== Requirement ==
Every line below that contains "nella" is to be copied.

Data records

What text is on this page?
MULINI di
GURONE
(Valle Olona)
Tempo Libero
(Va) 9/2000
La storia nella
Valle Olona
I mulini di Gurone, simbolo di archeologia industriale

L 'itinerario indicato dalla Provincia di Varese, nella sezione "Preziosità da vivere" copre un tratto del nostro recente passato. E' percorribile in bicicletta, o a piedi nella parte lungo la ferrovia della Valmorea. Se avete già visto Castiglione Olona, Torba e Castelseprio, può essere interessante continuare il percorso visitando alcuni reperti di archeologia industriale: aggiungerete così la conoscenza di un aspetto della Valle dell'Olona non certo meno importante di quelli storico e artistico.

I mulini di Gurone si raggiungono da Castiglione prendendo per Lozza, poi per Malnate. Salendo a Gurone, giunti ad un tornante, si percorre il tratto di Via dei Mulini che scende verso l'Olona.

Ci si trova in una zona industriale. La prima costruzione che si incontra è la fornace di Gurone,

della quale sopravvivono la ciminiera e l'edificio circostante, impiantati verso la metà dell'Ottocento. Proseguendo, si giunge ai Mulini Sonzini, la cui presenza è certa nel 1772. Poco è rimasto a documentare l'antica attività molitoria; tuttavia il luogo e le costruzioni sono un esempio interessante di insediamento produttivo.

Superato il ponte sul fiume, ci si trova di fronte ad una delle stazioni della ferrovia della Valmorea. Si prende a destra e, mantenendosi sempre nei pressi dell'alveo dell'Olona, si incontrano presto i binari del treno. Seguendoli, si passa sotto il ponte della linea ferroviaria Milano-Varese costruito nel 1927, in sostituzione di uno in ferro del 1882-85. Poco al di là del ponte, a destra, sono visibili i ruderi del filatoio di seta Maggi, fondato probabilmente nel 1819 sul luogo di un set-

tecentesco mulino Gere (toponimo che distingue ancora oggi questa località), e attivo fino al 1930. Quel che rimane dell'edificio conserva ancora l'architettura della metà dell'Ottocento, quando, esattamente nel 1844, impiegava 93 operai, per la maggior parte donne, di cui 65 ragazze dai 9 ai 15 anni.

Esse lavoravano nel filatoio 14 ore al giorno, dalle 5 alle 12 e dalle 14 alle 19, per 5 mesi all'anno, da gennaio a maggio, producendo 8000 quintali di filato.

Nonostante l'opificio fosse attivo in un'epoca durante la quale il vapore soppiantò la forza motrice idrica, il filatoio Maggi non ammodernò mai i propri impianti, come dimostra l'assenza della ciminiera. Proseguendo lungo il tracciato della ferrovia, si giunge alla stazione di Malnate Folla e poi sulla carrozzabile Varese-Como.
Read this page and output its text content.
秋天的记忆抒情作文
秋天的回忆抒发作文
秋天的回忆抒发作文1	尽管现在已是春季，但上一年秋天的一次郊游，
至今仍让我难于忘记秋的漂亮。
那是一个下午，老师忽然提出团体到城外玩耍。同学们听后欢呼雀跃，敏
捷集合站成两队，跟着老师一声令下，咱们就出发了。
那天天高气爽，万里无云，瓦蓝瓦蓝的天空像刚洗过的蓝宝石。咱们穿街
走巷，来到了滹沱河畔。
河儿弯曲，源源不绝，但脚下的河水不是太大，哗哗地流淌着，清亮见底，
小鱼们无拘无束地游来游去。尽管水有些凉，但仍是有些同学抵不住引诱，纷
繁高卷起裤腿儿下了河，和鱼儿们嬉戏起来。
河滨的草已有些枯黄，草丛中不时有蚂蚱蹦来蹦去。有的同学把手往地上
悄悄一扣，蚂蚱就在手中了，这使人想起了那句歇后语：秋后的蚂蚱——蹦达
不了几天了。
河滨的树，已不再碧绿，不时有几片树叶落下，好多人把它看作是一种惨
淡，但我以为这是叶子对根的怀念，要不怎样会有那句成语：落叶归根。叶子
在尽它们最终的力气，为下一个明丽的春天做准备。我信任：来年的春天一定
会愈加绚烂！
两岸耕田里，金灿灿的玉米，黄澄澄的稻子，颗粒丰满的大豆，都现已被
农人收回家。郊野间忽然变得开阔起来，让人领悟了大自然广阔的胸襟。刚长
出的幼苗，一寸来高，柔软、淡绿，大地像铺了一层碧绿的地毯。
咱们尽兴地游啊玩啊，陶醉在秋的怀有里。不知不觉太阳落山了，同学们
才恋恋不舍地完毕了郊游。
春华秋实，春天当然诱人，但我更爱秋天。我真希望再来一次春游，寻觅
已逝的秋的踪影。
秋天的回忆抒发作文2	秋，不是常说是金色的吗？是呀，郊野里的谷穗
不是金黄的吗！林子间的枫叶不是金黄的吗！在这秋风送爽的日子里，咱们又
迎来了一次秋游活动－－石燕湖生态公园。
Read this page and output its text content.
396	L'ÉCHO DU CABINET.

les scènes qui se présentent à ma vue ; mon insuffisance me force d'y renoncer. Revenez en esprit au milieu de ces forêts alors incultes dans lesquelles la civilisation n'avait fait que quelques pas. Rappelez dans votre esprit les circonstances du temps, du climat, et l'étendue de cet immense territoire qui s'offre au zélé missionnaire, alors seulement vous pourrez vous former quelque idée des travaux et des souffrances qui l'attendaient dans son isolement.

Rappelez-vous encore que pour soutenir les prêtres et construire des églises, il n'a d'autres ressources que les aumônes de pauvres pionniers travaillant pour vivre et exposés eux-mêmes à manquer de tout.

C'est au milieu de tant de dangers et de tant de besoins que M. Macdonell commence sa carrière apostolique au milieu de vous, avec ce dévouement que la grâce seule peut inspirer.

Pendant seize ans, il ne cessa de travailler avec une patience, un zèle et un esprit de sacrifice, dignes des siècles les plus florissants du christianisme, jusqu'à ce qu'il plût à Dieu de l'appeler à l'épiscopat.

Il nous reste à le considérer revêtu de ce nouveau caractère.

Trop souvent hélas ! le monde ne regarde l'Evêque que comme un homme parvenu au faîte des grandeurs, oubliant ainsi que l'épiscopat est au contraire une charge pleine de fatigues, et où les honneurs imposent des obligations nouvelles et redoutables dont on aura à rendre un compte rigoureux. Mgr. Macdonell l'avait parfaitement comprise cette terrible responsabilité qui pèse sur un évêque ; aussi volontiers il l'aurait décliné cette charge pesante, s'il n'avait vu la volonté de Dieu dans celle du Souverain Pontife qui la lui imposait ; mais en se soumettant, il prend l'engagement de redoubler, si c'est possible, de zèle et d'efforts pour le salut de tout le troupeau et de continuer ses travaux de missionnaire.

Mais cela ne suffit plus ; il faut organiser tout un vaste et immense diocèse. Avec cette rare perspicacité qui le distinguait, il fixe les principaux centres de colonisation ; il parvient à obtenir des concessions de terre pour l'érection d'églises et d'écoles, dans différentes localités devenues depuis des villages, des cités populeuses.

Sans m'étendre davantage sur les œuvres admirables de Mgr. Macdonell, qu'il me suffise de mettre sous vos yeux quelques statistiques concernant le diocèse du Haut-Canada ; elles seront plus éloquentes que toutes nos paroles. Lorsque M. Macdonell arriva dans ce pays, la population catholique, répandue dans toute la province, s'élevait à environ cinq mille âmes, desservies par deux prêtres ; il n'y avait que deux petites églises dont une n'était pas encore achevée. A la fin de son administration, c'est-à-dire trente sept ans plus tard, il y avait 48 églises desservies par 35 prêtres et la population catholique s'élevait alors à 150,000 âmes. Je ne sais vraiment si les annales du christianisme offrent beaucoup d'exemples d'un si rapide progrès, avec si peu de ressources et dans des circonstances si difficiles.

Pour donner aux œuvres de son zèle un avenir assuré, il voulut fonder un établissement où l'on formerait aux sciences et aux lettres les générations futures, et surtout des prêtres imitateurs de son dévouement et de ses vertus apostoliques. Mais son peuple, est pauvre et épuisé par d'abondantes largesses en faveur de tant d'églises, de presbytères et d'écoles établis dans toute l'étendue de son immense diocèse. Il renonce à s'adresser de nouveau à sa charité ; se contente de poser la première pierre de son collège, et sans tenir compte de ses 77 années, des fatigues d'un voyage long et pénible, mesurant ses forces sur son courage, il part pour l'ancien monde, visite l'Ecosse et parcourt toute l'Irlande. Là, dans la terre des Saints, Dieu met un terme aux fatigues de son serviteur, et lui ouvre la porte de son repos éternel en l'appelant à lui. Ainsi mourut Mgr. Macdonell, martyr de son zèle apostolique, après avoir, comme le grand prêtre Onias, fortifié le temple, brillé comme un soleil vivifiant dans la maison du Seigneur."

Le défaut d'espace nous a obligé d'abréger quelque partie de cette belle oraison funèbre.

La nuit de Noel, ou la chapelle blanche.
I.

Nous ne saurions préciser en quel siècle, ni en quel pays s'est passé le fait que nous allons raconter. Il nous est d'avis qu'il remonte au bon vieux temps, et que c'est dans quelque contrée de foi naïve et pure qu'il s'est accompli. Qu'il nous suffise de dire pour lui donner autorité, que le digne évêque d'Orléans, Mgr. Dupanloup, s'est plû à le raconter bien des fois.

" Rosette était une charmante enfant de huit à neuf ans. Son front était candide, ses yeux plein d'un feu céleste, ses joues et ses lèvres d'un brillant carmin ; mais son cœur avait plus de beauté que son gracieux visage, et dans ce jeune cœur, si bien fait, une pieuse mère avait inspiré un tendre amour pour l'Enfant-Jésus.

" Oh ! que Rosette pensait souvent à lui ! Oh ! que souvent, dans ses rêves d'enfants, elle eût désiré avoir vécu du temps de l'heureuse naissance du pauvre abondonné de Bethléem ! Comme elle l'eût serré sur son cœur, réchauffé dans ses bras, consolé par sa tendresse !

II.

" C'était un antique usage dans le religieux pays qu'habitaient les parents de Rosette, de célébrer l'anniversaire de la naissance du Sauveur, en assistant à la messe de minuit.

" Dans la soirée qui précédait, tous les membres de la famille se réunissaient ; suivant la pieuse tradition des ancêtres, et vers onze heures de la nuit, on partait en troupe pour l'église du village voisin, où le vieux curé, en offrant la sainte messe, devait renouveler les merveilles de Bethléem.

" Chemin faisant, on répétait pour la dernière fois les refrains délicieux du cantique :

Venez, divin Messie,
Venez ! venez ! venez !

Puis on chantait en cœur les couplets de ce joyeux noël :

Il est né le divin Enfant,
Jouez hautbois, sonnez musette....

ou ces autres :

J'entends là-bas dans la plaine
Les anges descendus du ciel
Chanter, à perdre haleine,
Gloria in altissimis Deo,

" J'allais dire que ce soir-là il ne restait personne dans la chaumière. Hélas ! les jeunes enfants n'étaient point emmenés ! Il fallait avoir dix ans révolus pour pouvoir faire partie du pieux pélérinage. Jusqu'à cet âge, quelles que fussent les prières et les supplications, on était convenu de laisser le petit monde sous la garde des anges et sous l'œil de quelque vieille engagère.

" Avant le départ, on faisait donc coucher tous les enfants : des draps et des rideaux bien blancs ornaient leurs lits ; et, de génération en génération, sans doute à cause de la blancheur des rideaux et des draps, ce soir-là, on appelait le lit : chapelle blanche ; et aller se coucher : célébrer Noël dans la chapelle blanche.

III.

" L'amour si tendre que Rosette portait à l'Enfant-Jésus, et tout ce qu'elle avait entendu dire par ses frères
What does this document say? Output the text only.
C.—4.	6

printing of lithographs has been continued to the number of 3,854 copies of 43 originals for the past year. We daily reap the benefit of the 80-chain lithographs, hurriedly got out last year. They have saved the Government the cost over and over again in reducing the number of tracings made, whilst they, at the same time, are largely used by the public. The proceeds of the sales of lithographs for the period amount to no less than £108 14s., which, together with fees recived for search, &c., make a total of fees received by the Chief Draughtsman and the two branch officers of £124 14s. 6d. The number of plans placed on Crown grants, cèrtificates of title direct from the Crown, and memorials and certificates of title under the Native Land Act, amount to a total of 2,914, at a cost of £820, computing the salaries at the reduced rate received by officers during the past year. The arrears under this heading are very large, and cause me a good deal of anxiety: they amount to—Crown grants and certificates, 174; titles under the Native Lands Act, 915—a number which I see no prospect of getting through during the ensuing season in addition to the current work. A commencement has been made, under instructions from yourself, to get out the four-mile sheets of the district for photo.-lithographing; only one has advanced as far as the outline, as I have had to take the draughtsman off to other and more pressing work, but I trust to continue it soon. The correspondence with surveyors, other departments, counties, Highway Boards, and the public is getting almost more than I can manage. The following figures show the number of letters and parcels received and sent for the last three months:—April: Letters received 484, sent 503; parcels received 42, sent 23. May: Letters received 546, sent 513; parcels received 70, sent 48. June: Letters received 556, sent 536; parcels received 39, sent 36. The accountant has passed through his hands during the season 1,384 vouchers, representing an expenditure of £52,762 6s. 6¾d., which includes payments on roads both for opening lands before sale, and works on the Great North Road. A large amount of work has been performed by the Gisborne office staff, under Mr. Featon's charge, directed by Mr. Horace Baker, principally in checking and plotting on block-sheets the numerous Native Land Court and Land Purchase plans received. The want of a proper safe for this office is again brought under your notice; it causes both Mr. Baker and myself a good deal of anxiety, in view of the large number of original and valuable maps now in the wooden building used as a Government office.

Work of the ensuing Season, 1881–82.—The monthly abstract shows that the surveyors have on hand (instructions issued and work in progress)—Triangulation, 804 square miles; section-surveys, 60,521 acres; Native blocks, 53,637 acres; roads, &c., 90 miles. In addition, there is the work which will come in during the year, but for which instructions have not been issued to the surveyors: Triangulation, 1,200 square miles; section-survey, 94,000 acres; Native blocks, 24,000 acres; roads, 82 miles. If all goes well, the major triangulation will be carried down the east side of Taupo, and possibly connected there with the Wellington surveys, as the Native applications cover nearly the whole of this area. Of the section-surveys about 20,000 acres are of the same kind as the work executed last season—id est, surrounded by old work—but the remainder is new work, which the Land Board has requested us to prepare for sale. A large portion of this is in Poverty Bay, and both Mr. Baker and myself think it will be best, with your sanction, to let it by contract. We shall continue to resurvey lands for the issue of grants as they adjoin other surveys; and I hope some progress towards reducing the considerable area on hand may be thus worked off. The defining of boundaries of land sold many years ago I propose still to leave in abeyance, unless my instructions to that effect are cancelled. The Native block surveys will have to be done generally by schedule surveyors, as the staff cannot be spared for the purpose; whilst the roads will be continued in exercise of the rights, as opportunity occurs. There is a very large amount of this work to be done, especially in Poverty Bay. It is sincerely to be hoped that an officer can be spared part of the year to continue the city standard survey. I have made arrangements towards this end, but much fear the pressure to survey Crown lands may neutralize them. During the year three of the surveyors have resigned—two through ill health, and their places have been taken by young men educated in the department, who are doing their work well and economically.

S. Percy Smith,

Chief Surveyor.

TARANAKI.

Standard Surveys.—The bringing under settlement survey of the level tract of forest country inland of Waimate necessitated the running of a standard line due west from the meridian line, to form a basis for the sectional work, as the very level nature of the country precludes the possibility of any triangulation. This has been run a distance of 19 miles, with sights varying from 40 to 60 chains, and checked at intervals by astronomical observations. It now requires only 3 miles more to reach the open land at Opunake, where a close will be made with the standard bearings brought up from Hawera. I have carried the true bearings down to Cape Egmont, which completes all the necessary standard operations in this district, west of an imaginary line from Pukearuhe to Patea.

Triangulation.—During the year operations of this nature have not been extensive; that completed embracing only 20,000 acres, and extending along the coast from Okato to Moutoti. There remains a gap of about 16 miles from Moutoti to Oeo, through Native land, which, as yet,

== Written solution ==
La storia nella
L 'itinerario indicato dalla Provincia di Varese, nella sezione "Preziosità da vivere" copre un tratto del nostro recente passato. E' percorribile in bicicletta, o a piedi nella parte lungo la ferrovia della Valmorea. Se avete già visto Castiglione Olona, Torba e Castelseprio, può essere interessante continuare il percorso visitando alcuni reperti di archeologia industriale: aggiungerete così la conoscenza di un aspetto della Valle dell'Olona non certo meno importante di quelli storico e artistico.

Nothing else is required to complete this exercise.